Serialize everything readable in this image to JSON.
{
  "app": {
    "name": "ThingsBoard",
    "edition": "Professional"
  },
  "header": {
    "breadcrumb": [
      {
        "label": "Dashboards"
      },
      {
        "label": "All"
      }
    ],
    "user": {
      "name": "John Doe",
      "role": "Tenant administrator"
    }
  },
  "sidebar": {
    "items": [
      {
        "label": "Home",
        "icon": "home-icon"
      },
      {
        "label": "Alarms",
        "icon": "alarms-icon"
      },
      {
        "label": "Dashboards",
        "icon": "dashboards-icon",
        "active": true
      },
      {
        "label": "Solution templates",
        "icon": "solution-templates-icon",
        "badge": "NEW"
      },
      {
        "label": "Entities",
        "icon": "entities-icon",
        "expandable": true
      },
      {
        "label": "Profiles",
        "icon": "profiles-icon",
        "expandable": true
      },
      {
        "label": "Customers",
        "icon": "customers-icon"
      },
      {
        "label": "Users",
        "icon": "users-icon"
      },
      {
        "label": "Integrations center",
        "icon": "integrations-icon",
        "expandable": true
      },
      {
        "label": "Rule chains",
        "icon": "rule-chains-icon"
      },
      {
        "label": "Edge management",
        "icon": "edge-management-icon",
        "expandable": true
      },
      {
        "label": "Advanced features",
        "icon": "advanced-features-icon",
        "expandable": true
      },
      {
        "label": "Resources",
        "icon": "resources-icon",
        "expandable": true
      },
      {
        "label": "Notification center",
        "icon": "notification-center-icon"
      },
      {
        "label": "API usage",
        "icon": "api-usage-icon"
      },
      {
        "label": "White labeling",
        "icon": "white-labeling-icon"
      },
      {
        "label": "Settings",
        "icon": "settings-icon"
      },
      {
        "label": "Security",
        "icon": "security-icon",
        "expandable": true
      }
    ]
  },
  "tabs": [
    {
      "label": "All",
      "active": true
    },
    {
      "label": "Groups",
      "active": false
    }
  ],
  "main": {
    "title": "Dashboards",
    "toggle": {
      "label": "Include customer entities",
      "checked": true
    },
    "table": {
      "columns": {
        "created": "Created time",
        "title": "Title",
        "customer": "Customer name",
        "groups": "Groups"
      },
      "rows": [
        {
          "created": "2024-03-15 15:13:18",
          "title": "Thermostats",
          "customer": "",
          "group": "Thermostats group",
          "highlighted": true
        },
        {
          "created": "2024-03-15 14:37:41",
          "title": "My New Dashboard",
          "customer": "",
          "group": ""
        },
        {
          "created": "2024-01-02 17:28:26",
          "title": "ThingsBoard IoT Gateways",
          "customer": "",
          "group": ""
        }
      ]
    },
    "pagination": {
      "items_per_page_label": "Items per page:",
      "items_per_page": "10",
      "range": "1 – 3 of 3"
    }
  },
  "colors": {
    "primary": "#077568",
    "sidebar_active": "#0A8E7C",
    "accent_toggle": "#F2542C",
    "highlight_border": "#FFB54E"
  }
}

REQUIREMENTS: Among the entries, how many lines include the word "name"? Answer with a single number and nothing further.

TASK RESULT: 3